(Items listed in a dataset)
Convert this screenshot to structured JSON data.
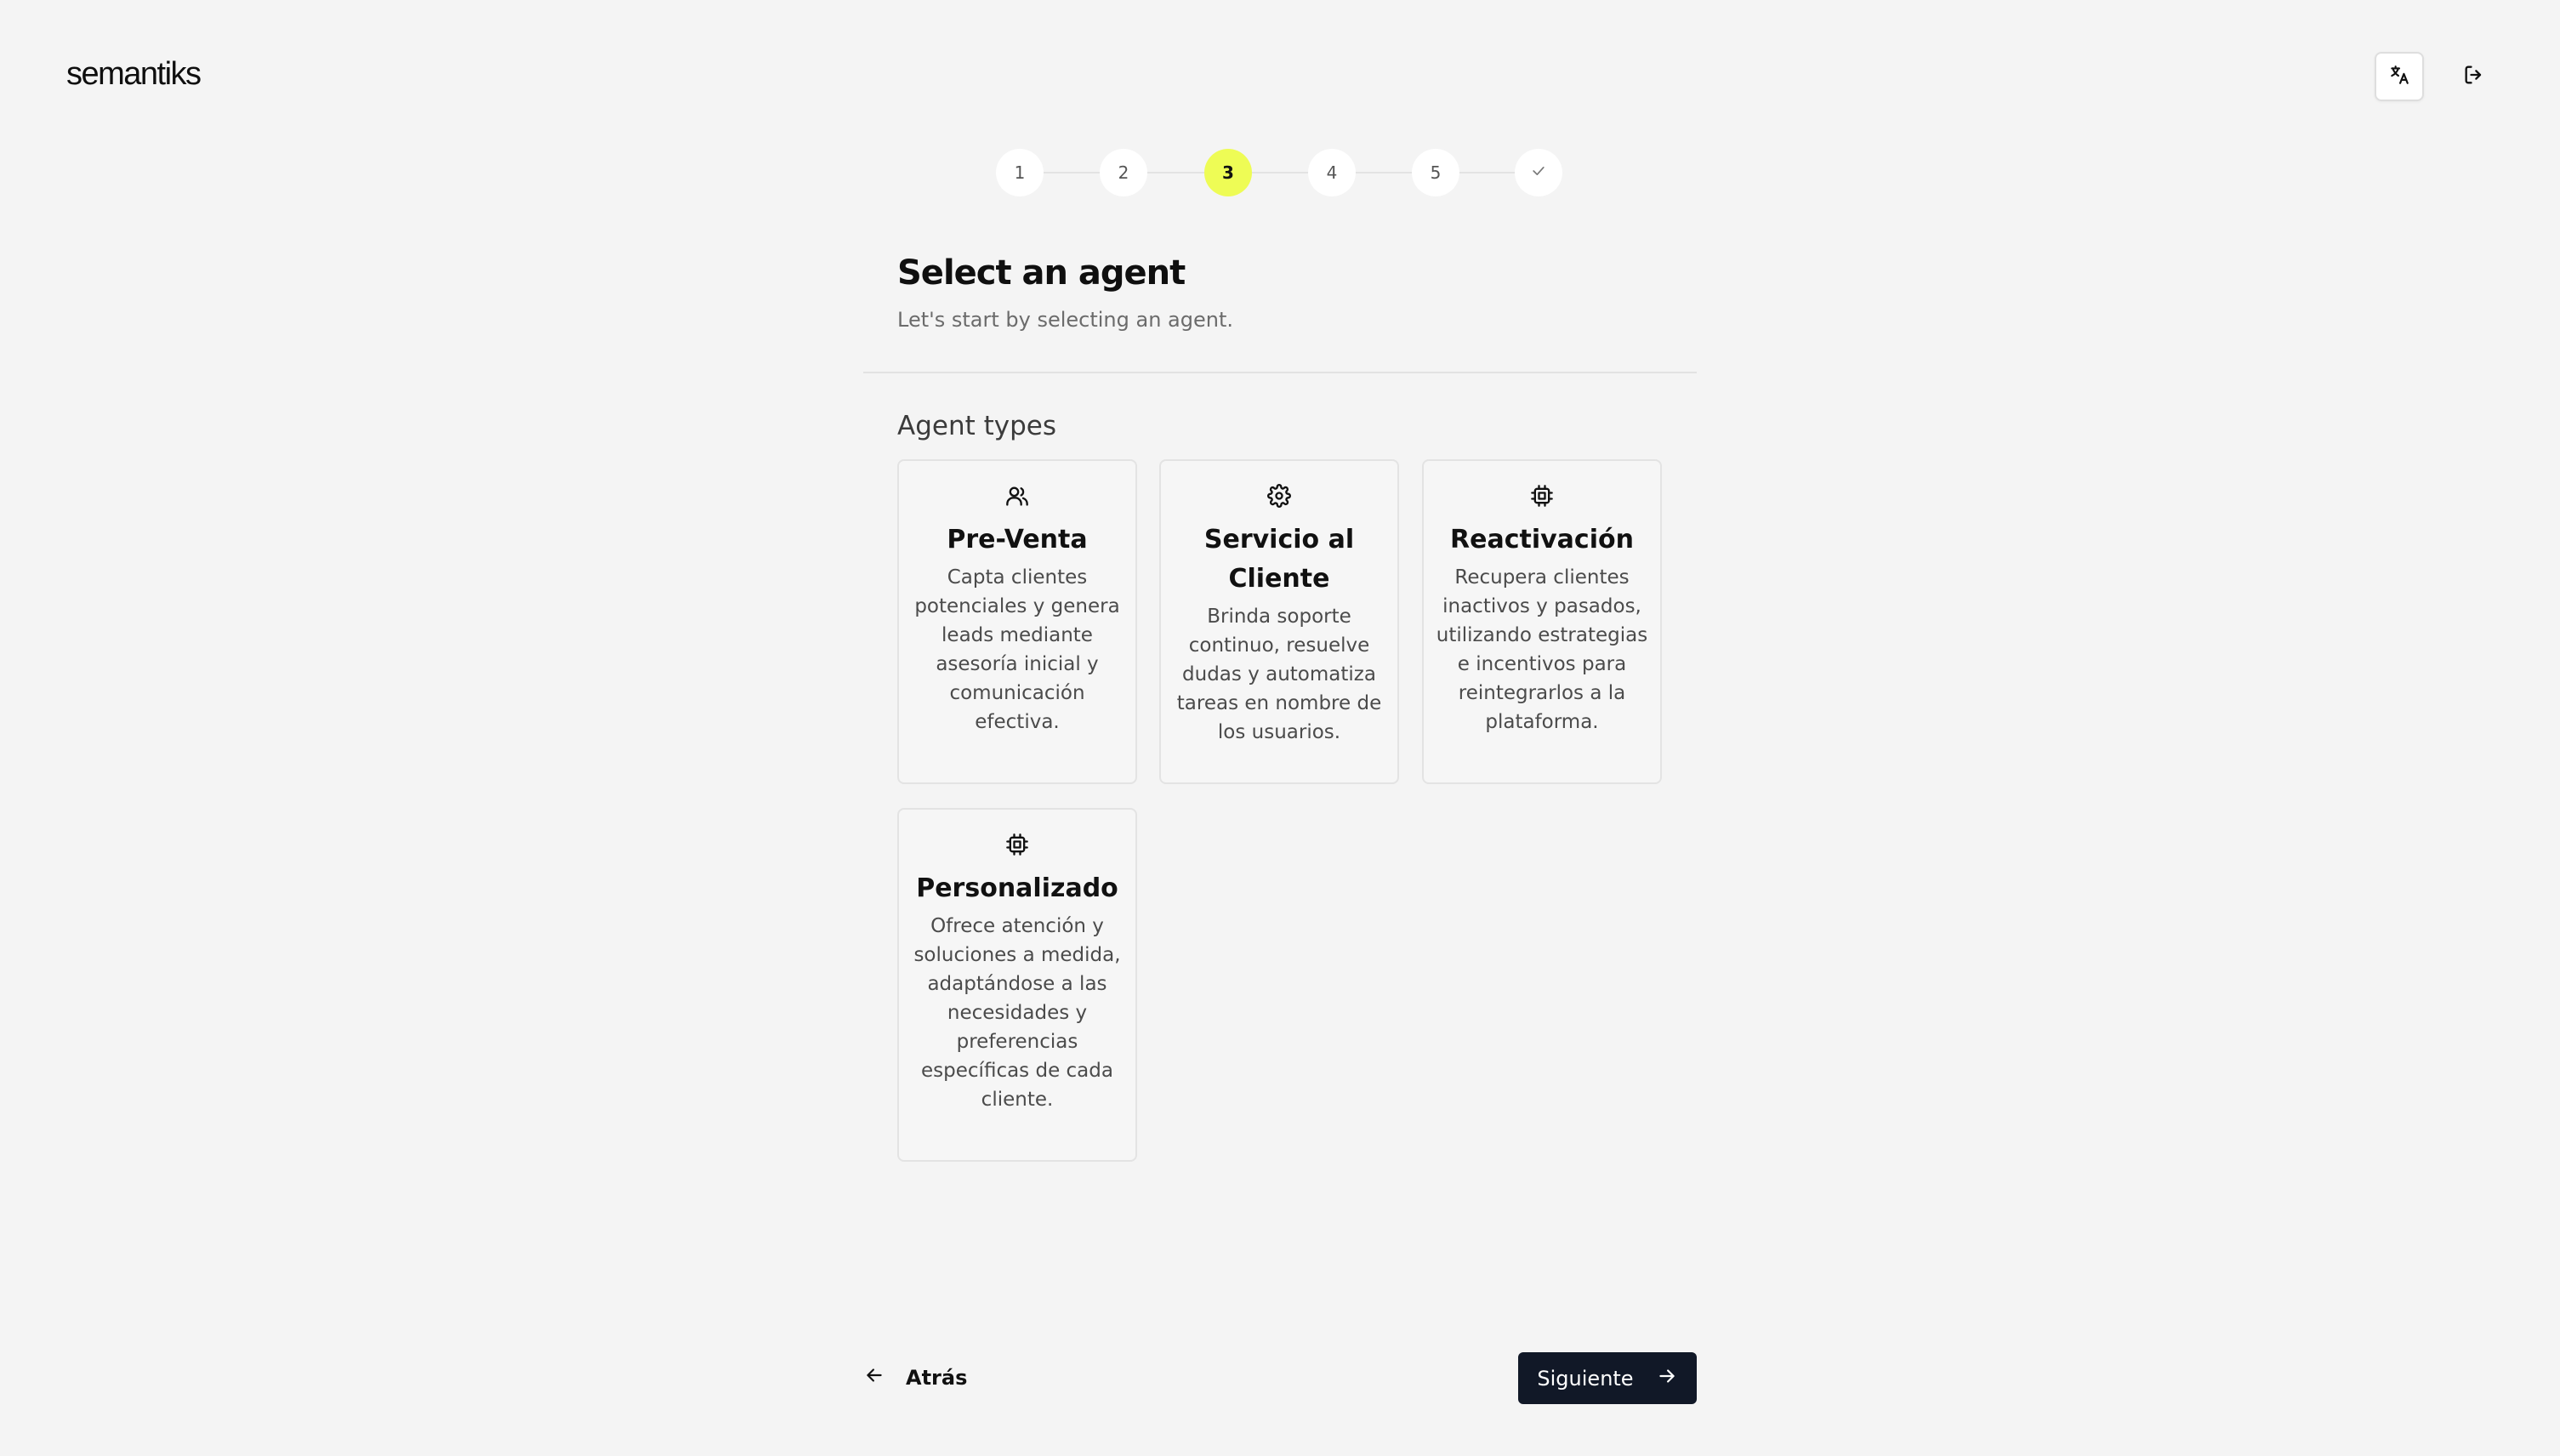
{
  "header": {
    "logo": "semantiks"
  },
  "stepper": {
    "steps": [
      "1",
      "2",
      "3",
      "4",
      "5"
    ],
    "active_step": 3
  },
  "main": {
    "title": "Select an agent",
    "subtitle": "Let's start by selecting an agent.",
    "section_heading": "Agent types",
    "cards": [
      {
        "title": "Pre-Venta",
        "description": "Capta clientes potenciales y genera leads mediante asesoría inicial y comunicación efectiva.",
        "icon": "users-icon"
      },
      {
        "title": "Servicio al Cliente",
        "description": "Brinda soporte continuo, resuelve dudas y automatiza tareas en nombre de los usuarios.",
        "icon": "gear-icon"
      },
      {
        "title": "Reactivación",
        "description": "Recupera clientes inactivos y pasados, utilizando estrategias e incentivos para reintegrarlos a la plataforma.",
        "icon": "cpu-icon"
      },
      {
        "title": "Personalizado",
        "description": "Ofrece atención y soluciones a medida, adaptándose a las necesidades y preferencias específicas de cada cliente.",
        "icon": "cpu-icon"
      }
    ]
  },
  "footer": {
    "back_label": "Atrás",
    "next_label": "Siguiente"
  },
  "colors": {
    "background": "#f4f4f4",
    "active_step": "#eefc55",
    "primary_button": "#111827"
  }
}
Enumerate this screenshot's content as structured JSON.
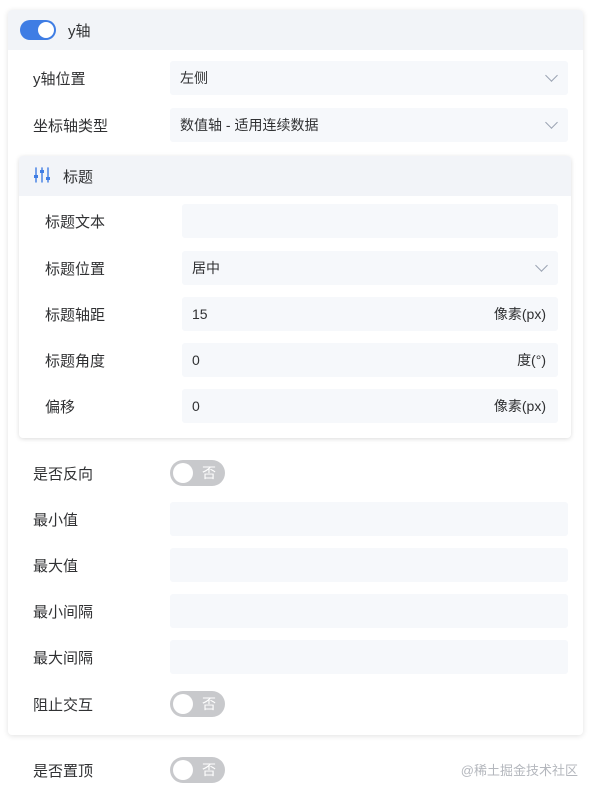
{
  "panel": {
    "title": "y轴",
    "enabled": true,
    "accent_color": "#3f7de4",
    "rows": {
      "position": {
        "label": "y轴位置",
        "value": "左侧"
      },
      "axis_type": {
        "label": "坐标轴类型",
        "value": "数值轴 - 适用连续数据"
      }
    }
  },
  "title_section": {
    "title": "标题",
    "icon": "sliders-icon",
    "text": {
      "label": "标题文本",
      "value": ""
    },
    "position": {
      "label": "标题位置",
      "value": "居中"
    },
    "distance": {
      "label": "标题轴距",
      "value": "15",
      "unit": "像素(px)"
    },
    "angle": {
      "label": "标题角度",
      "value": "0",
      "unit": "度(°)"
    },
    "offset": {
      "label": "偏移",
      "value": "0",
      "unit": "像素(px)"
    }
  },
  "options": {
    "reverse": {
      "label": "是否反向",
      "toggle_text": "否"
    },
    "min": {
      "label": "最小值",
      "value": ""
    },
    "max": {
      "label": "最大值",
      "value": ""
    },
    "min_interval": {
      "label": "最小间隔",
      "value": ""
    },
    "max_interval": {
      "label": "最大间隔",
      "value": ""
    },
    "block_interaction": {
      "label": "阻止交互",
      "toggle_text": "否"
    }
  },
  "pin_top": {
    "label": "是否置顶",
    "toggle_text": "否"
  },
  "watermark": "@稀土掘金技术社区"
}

TASK DIRECTIONS — Retype the records exactly. Any image in them should not appear in what you write.

FULL OUTPUT —
Convert this screenshot to structured JSON data.
{
  "header": {
    "logo": "semantiks"
  },
  "stepper": {
    "steps": [
      "1",
      "2",
      "3",
      "4",
      "5"
    ],
    "active_step": 3
  },
  "main": {
    "title": "Select an agent",
    "subtitle": "Let's start by selecting an agent.",
    "section_heading": "Agent types",
    "cards": [
      {
        "title": "Pre-Venta",
        "description": "Capta clientes potenciales y genera leads mediante asesoría inicial y comunicación efectiva.",
        "icon": "users-icon"
      },
      {
        "title": "Servicio al Cliente",
        "description": "Brinda soporte continuo, resuelve dudas y automatiza tareas en nombre de los usuarios.",
        "icon": "gear-icon"
      },
      {
        "title": "Reactivación",
        "description": "Recupera clientes inactivos y pasados, utilizando estrategias e incentivos para reintegrarlos a la plataforma.",
        "icon": "cpu-icon"
      },
      {
        "title": "Personalizado",
        "description": "Ofrece atención y soluciones a medida, adaptándose a las necesidades y preferencias específicas de cada cliente.",
        "icon": "cpu-icon"
      }
    ]
  },
  "footer": {
    "back_label": "Atrás",
    "next_label": "Siguiente"
  },
  "colors": {
    "background": "#f4f4f4",
    "active_step": "#eefc55",
    "primary_button": "#111827"
  }
}
Enumerate this screenshot's content as structured JSON.
{
  "panel": {
    "title": "y轴",
    "enabled": true,
    "accent_color": "#3f7de4",
    "rows": {
      "position": {
        "label": "y轴位置",
        "value": "左侧"
      },
      "axis_type": {
        "label": "坐标轴类型",
        "value": "数值轴 - 适用连续数据"
      }
    }
  },
  "title_section": {
    "title": "标题",
    "icon": "sliders-icon",
    "text": {
      "label": "标题文本",
      "value": ""
    },
    "position": {
      "label": "标题位置",
      "value": "居中"
    },
    "distance": {
      "label": "标题轴距",
      "value": "15",
      "unit": "像素(px)"
    },
    "angle": {
      "label": "标题角度",
      "value": "0",
      "unit": "度(°)"
    },
    "offset": {
      "label": "偏移",
      "value": "0",
      "unit": "像素(px)"
    }
  },
  "options": {
    "reverse": {
      "label": "是否反向",
      "toggle_text": "否"
    },
    "min": {
      "label": "最小值",
      "value": ""
    },
    "max": {
      "label": "最大值",
      "value": ""
    },
    "min_interval": {
      "label": "最小间隔",
      "value": ""
    },
    "max_interval": {
      "label": "最大间隔",
      "value": ""
    },
    "block_interaction": {
      "label": "阻止交互",
      "toggle_text": "否"
    }
  },
  "pin_top": {
    "label": "是否置顶",
    "toggle_text": "否"
  },
  "watermark": "@稀土掘金技术社区"
}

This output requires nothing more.